*Task brief:* Give the entries again, word for word.

*Dataset items:*

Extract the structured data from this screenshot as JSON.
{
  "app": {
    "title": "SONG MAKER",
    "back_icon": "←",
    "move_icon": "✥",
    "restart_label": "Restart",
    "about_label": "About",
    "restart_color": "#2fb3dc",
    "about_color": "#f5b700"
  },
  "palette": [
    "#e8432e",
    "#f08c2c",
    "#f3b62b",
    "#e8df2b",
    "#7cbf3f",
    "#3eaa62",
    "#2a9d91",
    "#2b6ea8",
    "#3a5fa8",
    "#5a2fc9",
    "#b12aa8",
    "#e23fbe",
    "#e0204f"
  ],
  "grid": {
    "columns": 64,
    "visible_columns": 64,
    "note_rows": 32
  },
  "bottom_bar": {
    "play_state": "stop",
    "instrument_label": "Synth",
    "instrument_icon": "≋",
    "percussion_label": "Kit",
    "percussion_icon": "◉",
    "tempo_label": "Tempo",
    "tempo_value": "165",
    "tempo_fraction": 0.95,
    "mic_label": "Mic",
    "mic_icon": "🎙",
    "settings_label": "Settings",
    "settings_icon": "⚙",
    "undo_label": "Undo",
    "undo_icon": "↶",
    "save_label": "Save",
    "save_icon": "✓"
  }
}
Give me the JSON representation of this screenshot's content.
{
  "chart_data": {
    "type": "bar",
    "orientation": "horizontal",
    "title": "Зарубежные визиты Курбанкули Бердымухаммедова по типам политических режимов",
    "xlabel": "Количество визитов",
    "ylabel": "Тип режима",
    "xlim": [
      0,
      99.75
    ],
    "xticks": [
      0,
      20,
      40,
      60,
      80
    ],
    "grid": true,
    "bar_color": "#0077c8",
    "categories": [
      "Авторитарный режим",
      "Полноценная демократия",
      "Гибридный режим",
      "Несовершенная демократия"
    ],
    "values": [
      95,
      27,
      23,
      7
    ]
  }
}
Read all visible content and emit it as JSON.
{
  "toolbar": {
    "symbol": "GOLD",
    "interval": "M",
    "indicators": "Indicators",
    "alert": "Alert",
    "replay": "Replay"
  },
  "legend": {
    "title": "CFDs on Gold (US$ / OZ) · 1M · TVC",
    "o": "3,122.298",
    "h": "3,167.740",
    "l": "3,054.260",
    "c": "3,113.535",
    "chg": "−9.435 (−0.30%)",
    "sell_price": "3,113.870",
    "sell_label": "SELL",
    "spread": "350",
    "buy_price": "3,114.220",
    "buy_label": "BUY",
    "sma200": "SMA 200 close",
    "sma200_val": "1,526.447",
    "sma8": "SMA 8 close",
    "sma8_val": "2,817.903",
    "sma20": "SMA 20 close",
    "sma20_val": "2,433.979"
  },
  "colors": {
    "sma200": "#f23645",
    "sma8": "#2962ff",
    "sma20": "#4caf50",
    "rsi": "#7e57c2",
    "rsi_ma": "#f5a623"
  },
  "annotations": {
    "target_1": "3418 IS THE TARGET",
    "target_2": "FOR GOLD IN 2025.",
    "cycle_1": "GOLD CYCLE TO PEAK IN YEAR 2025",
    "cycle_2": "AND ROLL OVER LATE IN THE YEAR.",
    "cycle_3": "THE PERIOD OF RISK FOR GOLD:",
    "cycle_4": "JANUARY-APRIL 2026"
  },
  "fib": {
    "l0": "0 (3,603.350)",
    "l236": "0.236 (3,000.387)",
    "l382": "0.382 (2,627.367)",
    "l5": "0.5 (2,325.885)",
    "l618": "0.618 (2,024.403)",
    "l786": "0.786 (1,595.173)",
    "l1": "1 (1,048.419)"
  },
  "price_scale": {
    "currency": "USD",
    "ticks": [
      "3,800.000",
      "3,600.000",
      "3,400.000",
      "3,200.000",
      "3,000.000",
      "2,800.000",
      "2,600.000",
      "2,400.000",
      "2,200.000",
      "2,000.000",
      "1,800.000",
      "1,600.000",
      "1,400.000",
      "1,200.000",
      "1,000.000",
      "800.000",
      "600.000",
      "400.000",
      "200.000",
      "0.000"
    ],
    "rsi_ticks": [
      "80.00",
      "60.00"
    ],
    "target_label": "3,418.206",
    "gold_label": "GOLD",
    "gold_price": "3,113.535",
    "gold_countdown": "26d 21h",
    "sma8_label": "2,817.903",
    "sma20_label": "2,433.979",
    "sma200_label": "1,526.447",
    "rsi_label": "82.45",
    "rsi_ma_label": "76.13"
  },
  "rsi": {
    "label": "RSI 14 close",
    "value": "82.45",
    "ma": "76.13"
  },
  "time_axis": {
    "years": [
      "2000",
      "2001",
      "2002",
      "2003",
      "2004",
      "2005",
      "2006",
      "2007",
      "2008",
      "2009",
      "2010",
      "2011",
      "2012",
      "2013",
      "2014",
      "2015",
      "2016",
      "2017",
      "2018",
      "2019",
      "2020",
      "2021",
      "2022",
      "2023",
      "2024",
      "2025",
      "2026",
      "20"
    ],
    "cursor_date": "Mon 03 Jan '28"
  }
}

*Result of the task:*
Extract the structured data from this screenshot as JSON.
{
  "app": {
    "title": "SONG MAKER",
    "back_icon": "←",
    "move_icon": "✥",
    "restart_label": "Restart",
    "about_label": "About",
    "restart_color": "#2fb3dc",
    "about_color": "#f5b700"
  },
  "palette": [
    "#e8432e",
    "#f08c2c",
    "#f3b62b",
    "#e8df2b",
    "#7cbf3f",
    "#3eaa62",
    "#2a9d91",
    "#2b6ea8",
    "#3a5fa8",
    "#5a2fc9",
    "#b12aa8",
    "#e23fbe",
    "#e0204f"
  ],
  "grid": {
    "columns": 64,
    "visible_columns": 64,
    "note_rows": 32
  },
  "bottom_bar": {
    "play_state": "stop",
    "instrument_label": "Synth",
    "instrument_icon": "≋",
    "percussion_label": "Kit",
    "percussion_icon": "◉",
    "tempo_label": "Tempo",
    "tempo_value": "165",
    "tempo_fraction": 0.95,
    "mic_label": "Mic",
    "mic_icon": "🎙",
    "settings_label": "Settings",
    "settings_icon": "⚙",
    "undo_label": "Undo",
    "undo_icon": "↶",
    "save_label": "Save",
    "save_icon": "✓"
  }
}
Give me the JSON representation of this screenshot's content.
{
  "chart_data": {
    "type": "bar",
    "orientation": "horizontal",
    "title": "Зарубежные визиты Курбанкули Бердымухаммедова по типам политических режимов",
    "xlabel": "Количество визитов",
    "ylabel": "Тип режима",
    "xlim": [
      0,
      99.75
    ],
    "xticks": [
      0,
      20,
      40,
      60,
      80
    ],
    "grid": true,
    "bar_color": "#0077c8",
    "categories": [
      "Авторитарный режим",
      "Полноценная демократия",
      "Гибридный режим",
      "Несовершенная демократия"
    ],
    "values": [
      95,
      27,
      23,
      7
    ]
  }
}
Read all visible content and emit it as JSON.
{
  "toolbar": {
    "symbol": "GOLD",
    "interval": "M",
    "indicators": "Indicators",
    "alert": "Alert",
    "replay": "Replay"
  },
  "legend": {
    "title": "CFDs on Gold (US$ / OZ) · 1M · TVC",
    "o": "3,122.298",
    "h": "3,167.740",
    "l": "3,054.260",
    "c": "3,113.535",
    "chg": "−9.435 (−0.30%)",
    "sell_price": "3,113.870",
    "sell_label": "SELL",
    "spread": "350",
    "buy_price": "3,114.220",
    "buy_label": "BUY",
    "sma200": "SMA 200 close",
    "sma200_val": "1,526.447",
    "sma8": "SMA 8 close",
    "sma8_val": "2,817.903",
    "sma20": "SMA 20 close",
    "sma20_val": "2,433.979"
  },
  "colors": {
    "sma200": "#f23645",
    "sma8": "#2962ff",
    "sma20": "#4caf50",
    "rsi": "#7e57c2",
    "rsi_ma": "#f5a623"
  },
  "annotations": {
    "target_1": "3418 IS THE TARGET",
    "target_2": "FOR GOLD IN 2025.",
    "cycle_1": "GOLD CYCLE TO PEAK IN YEAR 2025",
    "cycle_2": "AND ROLL OVER LATE IN THE YEAR.",
    "cycle_3": "THE PERIOD OF RISK FOR GOLD:",
    "cycle_4": "JANUARY-APRIL 2026"
  },
  "fib": {
    "l0": "0 (3,603.350)",
    "l236": "0.236 (3,000.387)",
    "l382": "0.382 (2,627.367)",
    "l5": "0.5 (2,325.885)",
    "l618": "0.618 (2,024.403)",
    "l786": "0.786 (1,595.173)",
    "l1": "1 (1,048.419)"
  },
  "price_scale": {
    "currency": "USD",
    "ticks": [
      "3,800.000",
      "3,600.000",
      "3,400.000",
      "3,200.000",
      "3,000.000",
      "2,800.000",
      "2,600.000",
      "2,400.000",
      "2,200.000",
      "2,000.000",
      "1,800.000",
      "1,600.000",
      "1,400.000",
      "1,200.000",
      "1,000.000",
      "800.000",
      "600.000",
      "400.000",
      "200.000",
      "0.000"
    ],
    "rsi_ticks": [
      "80.00",
      "60.00"
    ],
    "target_label": "3,418.206",
    "gold_label": "GOLD",
    "gold_price": "3,113.535",
    "gold_countdown": "26d 21h",
    "sma8_label": "2,817.903",
    "sma20_label": "2,433.979",
    "sma200_label": "1,526.447",
    "rsi_label": "82.45",
    "rsi_ma_label": "76.13"
  },
  "rsi": {
    "label": "RSI 14 close",
    "value": "82.45",
    "ma": "76.13"
  },
  "time_axis": {
    "years": [
      "2000",
      "2001",
      "2002",
      "2003",
      "2004",
      "2005",
      "2006",
      "2007",
      "2008",
      "2009",
      "2010",
      "2011",
      "2012",
      "2013",
      "2014",
      "2015",
      "2016",
      "2017",
      "2018",
      "2019",
      "2020",
      "2021",
      "2022",
      "2023",
      "2024",
      "2025",
      "2026",
      "20"
    ],
    "cursor_date": "Mon 03 Jan '28"
  }
}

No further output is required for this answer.